SET EXERCISE
Images should be left out, and everything else in the listing reproduced exactly.

EXTRACTED ENTRIES
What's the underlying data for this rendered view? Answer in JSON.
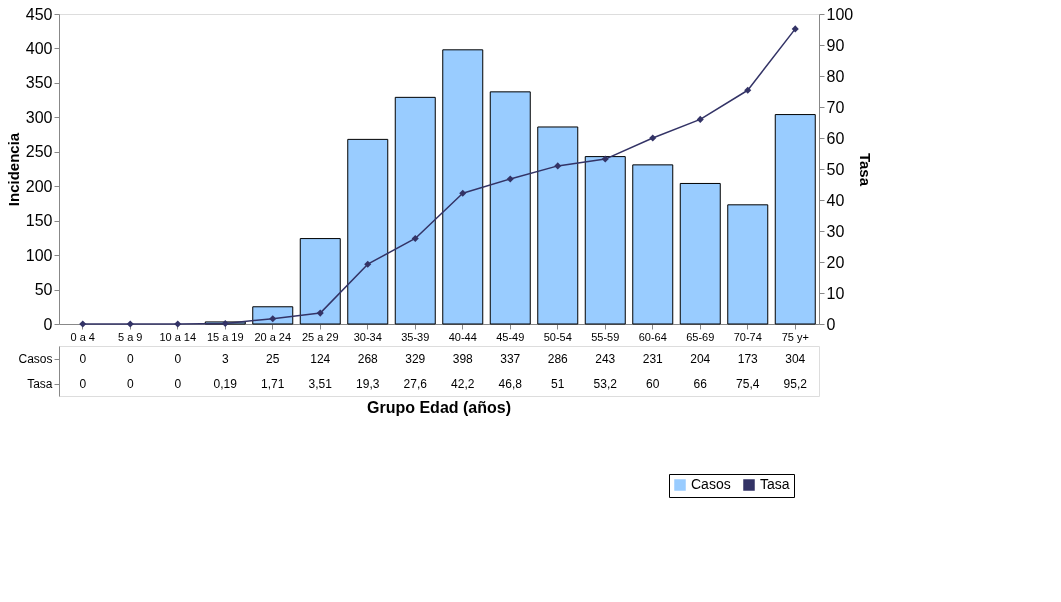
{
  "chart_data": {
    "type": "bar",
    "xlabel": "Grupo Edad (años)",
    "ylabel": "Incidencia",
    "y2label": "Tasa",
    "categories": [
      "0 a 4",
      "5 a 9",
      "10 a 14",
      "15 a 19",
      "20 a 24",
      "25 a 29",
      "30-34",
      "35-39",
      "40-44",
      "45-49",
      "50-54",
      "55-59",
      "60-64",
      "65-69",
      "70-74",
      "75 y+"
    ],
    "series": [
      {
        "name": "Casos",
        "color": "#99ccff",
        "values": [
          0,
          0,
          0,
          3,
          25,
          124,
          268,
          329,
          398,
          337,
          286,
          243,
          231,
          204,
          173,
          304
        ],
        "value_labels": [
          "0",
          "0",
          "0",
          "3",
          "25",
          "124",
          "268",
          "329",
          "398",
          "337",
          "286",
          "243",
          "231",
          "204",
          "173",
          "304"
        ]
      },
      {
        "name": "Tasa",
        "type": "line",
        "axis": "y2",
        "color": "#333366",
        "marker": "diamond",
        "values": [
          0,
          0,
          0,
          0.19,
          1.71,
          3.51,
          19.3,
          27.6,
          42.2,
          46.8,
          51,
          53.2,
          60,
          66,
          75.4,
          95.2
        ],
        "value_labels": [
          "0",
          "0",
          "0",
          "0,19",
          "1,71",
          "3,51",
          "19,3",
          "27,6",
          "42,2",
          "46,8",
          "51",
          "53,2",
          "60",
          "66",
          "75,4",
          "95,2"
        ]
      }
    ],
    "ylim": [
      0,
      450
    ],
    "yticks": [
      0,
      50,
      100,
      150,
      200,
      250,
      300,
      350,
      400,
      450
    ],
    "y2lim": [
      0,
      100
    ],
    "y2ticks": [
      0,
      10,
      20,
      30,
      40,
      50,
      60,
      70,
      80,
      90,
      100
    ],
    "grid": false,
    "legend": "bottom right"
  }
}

ANSWER
What's the underlying data for this rendered view? Answer in JSON.
{
  "chart_data": {
    "type": "bar",
    "xlabel": "Grupo Edad (años)",
    "ylabel": "Incidencia",
    "y2label": "Tasa",
    "categories": [
      "0 a 4",
      "5 a 9",
      "10 a 14",
      "15 a 19",
      "20 a 24",
      "25 a 29",
      "30-34",
      "35-39",
      "40-44",
      "45-49",
      "50-54",
      "55-59",
      "60-64",
      "65-69",
      "70-74",
      "75 y+"
    ],
    "series": [
      {
        "name": "Casos",
        "color": "#99ccff",
        "values": [
          0,
          0,
          0,
          3,
          25,
          124,
          268,
          329,
          398,
          337,
          286,
          243,
          231,
          204,
          173,
          304
        ],
        "value_labels": [
          "0",
          "0",
          "0",
          "3",
          "25",
          "124",
          "268",
          "329",
          "398",
          "337",
          "286",
          "243",
          "231",
          "204",
          "173",
          "304"
        ]
      },
      {
        "name": "Tasa",
        "type": "line",
        "axis": "y2",
        "color": "#333366",
        "marker": "diamond",
        "values": [
          0,
          0,
          0,
          0.19,
          1.71,
          3.51,
          19.3,
          27.6,
          42.2,
          46.8,
          51,
          53.2,
          60,
          66,
          75.4,
          95.2
        ],
        "value_labels": [
          "0",
          "0",
          "0",
          "0,19",
          "1,71",
          "3,51",
          "19,3",
          "27,6",
          "42,2",
          "46,8",
          "51",
          "53,2",
          "60",
          "66",
          "75,4",
          "95,2"
        ]
      }
    ],
    "ylim": [
      0,
      450
    ],
    "yticks": [
      0,
      50,
      100,
      150,
      200,
      250,
      300,
      350,
      400,
      450
    ],
    "y2lim": [
      0,
      100
    ],
    "y2ticks": [
      0,
      10,
      20,
      30,
      40,
      50,
      60,
      70,
      80,
      90,
      100
    ],
    "grid": false,
    "legend": "bottom right"
  }
}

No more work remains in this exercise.